(Material provided):
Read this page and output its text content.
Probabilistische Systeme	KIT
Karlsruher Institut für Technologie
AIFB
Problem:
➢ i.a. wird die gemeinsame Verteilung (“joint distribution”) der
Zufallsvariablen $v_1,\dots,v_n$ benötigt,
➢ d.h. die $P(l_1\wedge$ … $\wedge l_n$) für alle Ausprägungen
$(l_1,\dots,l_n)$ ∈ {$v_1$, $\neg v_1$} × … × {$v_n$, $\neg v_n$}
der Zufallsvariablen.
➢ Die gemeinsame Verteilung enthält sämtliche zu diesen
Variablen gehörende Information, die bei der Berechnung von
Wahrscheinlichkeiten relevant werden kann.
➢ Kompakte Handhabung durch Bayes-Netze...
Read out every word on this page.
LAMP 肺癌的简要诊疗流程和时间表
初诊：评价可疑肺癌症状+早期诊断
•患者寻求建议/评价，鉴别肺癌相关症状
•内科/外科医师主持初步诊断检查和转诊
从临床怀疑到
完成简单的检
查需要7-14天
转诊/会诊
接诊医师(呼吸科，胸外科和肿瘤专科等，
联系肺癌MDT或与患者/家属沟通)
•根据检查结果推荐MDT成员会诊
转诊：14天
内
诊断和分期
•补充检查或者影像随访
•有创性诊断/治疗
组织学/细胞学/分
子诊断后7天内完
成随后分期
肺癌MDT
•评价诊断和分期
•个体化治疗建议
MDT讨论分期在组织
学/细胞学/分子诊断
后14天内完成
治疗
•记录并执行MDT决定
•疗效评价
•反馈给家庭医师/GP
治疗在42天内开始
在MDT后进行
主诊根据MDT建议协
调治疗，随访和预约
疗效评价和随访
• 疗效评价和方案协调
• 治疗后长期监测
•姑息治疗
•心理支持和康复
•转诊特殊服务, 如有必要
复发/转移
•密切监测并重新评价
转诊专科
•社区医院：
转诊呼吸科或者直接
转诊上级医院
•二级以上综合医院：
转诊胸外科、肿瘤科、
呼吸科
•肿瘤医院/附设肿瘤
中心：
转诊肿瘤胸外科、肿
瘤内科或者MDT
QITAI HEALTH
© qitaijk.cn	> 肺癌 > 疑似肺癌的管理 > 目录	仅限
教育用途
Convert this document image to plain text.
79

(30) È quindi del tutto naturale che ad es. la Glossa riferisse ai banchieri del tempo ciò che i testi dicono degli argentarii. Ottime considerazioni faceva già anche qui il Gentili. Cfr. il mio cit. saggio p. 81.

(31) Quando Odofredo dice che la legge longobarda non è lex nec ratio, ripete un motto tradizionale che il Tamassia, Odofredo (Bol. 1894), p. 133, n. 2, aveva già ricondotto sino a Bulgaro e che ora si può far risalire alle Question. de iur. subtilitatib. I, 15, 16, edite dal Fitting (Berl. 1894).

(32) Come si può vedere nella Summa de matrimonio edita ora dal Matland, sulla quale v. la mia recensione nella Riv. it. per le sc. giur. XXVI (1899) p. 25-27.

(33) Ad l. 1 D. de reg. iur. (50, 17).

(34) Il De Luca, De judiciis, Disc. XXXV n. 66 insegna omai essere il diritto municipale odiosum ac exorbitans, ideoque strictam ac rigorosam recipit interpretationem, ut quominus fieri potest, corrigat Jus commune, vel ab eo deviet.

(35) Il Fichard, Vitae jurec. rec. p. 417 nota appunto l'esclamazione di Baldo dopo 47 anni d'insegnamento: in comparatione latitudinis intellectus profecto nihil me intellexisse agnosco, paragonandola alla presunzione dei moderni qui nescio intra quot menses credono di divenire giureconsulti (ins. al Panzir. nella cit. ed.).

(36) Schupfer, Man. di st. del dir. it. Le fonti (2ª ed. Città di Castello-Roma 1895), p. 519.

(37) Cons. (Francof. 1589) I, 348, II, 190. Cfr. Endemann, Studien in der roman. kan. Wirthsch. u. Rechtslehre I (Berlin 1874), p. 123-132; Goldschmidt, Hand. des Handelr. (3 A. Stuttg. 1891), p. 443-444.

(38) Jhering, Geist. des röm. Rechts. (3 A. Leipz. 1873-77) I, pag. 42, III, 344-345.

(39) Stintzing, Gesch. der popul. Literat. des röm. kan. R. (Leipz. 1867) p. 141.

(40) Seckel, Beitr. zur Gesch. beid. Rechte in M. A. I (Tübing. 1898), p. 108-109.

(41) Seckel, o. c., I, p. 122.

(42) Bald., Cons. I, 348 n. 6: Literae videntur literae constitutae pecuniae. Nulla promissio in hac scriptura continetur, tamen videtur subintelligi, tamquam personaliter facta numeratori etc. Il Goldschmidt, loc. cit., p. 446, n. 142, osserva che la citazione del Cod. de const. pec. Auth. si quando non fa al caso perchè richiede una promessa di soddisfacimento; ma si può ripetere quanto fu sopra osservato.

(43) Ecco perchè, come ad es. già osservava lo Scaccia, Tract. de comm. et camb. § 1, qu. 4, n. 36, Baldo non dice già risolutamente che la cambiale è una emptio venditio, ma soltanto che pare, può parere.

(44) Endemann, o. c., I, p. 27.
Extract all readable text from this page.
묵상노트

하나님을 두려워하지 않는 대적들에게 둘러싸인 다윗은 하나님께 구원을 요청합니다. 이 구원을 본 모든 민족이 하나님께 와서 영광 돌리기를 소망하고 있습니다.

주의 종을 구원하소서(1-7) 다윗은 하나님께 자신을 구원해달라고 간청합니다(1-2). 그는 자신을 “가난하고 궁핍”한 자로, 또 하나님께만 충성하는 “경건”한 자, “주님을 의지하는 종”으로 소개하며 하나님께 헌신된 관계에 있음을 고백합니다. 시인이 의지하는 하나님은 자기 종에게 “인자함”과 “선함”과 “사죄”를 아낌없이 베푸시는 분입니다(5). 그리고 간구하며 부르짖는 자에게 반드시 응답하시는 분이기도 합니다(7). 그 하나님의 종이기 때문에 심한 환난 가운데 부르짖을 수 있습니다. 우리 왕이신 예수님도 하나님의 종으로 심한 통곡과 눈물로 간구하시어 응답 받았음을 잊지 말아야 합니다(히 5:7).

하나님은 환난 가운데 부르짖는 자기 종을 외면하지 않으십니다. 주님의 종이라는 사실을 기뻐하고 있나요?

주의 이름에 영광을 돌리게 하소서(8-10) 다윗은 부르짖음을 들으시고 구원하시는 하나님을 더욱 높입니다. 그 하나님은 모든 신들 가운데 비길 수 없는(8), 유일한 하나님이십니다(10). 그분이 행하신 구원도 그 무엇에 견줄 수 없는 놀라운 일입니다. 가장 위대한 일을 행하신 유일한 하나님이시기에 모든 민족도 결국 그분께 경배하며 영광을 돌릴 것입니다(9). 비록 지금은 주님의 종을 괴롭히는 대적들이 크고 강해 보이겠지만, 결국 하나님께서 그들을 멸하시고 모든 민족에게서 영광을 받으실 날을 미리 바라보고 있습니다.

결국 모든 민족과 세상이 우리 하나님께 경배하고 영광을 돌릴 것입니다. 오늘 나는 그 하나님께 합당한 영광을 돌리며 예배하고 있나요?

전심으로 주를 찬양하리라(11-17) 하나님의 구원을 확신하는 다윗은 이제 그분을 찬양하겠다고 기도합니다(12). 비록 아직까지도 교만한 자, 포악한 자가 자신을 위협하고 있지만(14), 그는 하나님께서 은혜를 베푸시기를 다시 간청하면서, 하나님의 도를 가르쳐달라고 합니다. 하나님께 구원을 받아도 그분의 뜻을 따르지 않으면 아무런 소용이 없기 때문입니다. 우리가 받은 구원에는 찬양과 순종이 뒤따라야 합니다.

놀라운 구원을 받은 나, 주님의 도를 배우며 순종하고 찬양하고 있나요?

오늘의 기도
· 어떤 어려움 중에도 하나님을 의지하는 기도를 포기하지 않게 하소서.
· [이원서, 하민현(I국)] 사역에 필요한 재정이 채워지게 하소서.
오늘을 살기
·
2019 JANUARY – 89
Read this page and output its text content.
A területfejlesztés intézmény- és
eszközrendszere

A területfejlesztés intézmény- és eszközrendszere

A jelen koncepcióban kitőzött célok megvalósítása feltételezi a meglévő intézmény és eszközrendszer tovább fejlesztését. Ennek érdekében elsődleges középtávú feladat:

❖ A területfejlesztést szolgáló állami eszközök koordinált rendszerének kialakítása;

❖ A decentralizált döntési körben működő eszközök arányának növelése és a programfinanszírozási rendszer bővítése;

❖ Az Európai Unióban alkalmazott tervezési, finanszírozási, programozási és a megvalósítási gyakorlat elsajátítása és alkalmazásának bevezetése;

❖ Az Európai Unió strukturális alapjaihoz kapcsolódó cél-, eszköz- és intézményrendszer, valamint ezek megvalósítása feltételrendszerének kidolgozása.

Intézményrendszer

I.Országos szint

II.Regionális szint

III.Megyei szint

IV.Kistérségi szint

(Exercise directions): From the listing above, report the number of lines containing the string "Verteilung", without any accompanying remarks.

(Right answer): 2